*What you are asked to do:* Where a line holds "명예교수", copy it.

Extracted records
——

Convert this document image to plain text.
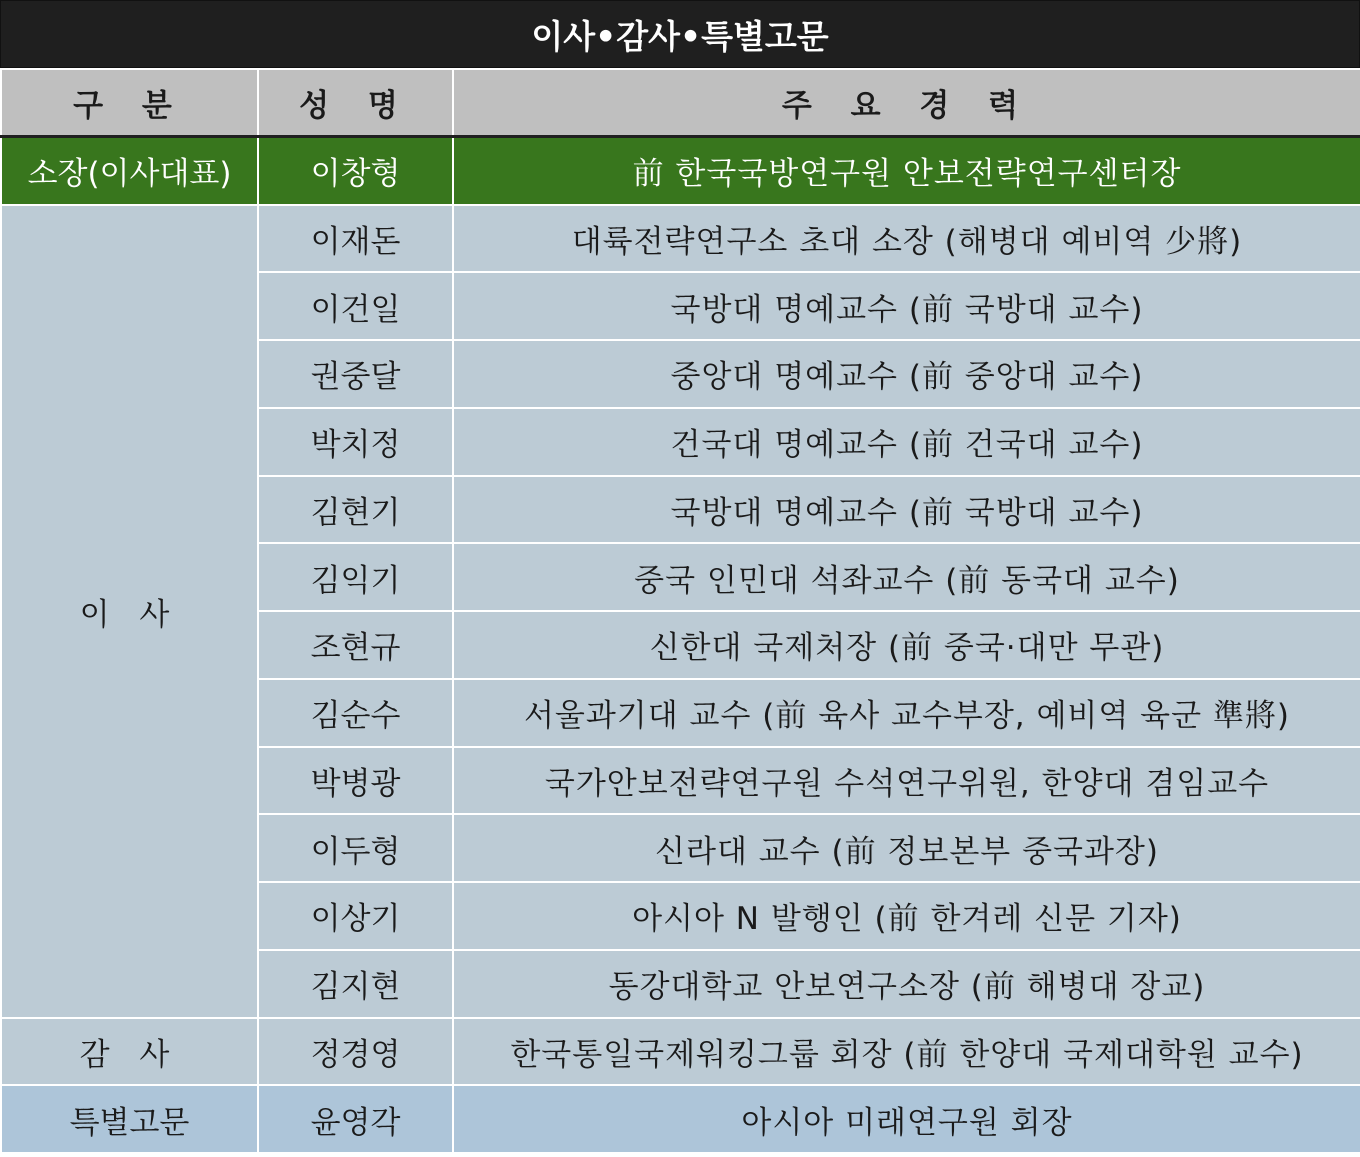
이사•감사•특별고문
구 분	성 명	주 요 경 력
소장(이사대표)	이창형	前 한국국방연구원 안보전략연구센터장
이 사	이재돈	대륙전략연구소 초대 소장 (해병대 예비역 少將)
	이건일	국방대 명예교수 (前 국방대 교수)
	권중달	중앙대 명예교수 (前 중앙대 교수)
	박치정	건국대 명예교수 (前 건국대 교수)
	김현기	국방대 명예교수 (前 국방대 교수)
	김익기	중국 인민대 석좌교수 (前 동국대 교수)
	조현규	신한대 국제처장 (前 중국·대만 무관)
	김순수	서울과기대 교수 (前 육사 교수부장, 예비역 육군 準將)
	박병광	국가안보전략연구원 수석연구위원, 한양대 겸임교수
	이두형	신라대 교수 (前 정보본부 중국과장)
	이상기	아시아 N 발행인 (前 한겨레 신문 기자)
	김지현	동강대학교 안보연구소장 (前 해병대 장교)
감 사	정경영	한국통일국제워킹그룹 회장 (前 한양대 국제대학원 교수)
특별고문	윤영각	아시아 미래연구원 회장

——

*Completed task:*
	이건일	국방대 명예교수 (前 국방대 교수)
	권중달	중앙대 명예교수 (前 중앙대 교수)
	박치정	건국대 명예교수 (前 건국대 교수)
	김현기	국방대 명예교수 (前 국방대 교수)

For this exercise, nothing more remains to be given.